> **Data items**:
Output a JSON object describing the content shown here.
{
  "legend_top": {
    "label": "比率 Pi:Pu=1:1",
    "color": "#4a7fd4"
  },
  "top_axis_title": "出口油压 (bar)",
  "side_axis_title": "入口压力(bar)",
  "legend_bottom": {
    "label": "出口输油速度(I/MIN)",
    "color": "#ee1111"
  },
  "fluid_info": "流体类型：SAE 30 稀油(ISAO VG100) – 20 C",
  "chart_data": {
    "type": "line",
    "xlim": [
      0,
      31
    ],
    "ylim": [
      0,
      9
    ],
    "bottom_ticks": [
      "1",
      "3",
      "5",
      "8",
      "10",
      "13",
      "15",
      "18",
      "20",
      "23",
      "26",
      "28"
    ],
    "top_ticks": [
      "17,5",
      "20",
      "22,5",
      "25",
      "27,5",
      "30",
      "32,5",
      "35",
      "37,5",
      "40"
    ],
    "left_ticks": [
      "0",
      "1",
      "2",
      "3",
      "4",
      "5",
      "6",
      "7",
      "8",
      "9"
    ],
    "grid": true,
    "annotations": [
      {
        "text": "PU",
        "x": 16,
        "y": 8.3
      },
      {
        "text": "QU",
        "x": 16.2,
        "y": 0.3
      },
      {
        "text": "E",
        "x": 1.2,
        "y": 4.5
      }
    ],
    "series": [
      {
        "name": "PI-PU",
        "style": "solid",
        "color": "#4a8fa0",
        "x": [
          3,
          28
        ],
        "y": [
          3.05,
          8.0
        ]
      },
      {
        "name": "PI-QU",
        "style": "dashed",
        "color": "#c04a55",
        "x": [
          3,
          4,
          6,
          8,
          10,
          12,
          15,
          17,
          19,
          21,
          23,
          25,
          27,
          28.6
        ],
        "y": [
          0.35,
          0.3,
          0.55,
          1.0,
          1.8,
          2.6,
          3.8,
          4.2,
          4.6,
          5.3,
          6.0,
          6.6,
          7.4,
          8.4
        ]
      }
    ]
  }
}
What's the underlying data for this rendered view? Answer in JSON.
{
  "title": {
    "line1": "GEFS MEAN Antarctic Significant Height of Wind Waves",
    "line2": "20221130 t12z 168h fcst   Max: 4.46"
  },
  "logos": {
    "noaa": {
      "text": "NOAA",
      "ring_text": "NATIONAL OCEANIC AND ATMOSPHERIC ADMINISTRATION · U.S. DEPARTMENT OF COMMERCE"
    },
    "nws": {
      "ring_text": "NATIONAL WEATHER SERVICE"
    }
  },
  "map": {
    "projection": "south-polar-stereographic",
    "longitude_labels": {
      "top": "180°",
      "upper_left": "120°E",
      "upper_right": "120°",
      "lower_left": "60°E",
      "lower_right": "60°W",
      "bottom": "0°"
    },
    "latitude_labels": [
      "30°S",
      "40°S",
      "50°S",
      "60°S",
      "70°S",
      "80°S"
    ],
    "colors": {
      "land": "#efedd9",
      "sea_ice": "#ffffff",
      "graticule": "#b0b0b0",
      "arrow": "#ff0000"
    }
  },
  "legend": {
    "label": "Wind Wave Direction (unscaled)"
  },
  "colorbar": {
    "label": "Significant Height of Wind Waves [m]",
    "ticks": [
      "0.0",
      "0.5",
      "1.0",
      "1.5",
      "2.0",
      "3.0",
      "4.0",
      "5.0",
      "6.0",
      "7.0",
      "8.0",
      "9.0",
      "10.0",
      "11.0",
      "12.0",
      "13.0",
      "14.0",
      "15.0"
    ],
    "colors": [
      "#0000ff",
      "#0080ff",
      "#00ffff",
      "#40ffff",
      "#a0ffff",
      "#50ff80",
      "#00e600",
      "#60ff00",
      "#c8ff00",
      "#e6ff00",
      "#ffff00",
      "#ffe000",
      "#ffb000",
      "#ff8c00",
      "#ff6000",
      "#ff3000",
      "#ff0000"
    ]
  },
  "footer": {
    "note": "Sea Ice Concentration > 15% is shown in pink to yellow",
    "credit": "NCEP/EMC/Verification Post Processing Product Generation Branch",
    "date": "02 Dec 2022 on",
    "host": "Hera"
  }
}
==
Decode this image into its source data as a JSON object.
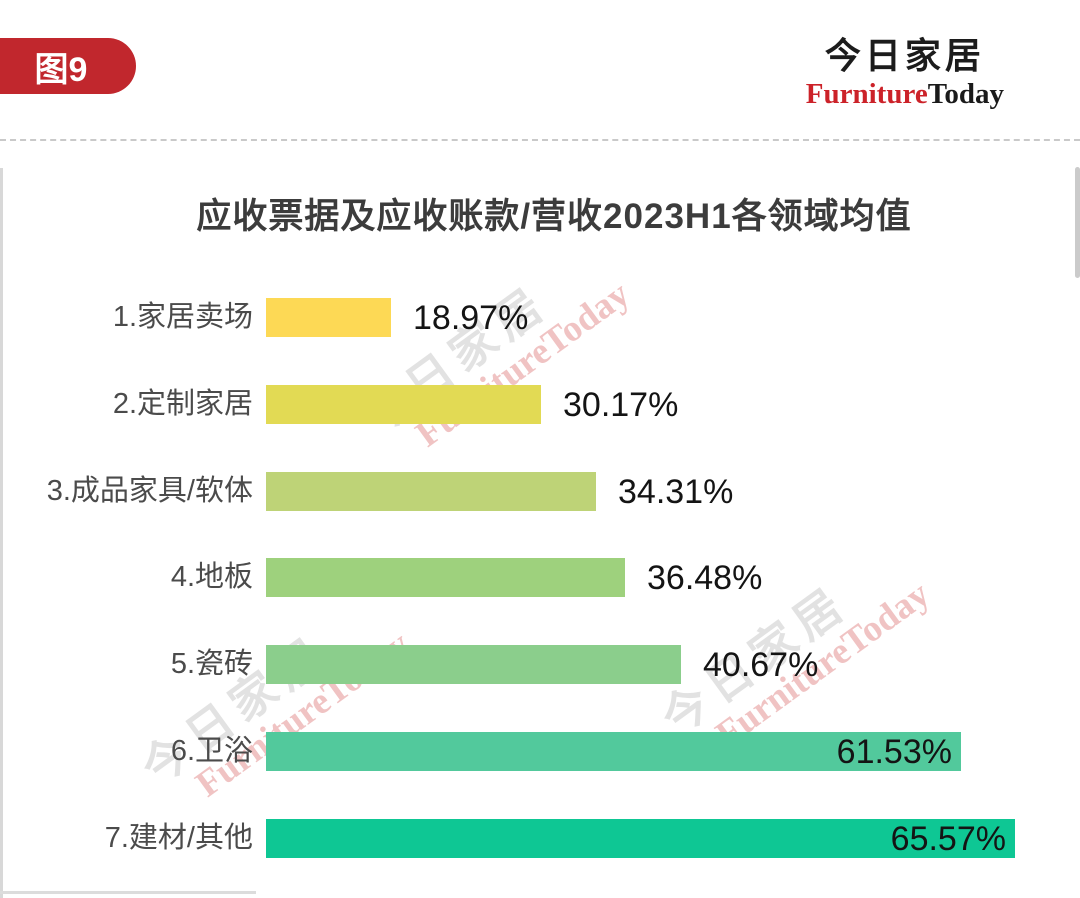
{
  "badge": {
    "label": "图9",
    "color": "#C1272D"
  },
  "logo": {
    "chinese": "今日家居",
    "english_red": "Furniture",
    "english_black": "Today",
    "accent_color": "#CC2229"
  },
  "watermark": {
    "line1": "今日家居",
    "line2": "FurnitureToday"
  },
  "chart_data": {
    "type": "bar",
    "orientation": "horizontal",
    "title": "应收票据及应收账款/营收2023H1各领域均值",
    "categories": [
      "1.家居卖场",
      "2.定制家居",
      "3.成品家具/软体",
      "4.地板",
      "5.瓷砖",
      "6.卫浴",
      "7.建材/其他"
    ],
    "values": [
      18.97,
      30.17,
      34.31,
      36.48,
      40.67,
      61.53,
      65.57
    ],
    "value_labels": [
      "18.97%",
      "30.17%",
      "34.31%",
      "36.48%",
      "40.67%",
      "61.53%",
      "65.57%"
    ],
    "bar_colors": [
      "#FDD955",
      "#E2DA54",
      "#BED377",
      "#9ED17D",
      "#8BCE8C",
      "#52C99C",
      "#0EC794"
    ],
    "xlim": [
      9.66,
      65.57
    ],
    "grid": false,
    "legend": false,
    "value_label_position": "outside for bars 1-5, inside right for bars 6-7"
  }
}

> **The request**:
State the number of lines in the records that contain the string "NATIONAL", and nothing more.

> **Right answer**:
2